• REQUIREMENT:
In the material below, find all lines with the string "Printing" and copy them.

-- Begin DATA LINES --

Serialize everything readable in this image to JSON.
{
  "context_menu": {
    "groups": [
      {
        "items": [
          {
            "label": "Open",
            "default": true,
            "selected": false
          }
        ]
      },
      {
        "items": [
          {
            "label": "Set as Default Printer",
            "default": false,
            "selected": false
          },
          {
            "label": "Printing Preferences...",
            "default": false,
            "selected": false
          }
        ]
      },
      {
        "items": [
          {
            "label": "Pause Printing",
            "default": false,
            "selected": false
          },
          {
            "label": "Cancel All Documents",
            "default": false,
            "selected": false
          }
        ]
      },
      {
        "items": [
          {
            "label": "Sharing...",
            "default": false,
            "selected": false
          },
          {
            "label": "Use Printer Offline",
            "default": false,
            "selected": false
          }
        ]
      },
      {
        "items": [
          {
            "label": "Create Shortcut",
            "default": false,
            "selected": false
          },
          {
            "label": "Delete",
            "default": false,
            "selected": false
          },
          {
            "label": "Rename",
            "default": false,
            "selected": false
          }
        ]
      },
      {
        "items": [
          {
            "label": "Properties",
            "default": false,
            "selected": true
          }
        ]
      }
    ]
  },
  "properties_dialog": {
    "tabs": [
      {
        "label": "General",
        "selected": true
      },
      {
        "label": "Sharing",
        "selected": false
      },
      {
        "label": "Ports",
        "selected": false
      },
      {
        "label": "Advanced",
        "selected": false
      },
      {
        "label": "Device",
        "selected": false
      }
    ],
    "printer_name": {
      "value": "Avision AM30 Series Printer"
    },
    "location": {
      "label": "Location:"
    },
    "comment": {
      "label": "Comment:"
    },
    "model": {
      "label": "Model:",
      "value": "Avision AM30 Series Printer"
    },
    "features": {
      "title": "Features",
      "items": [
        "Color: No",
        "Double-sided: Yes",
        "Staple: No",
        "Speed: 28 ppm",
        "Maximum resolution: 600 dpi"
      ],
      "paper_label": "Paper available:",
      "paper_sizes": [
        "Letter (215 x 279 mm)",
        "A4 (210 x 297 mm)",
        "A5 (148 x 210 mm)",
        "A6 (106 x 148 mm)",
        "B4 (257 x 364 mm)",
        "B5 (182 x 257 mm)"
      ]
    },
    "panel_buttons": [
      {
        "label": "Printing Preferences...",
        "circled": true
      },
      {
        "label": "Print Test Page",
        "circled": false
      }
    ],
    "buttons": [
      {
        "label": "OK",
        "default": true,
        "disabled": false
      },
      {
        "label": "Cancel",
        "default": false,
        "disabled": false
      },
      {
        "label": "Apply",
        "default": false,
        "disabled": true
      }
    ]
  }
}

-- End DATA LINES --

• ANSWER:
            "label": "Printing Preferences...",
            "label": "Pause Printing",
        "label": "Printing Preferences...",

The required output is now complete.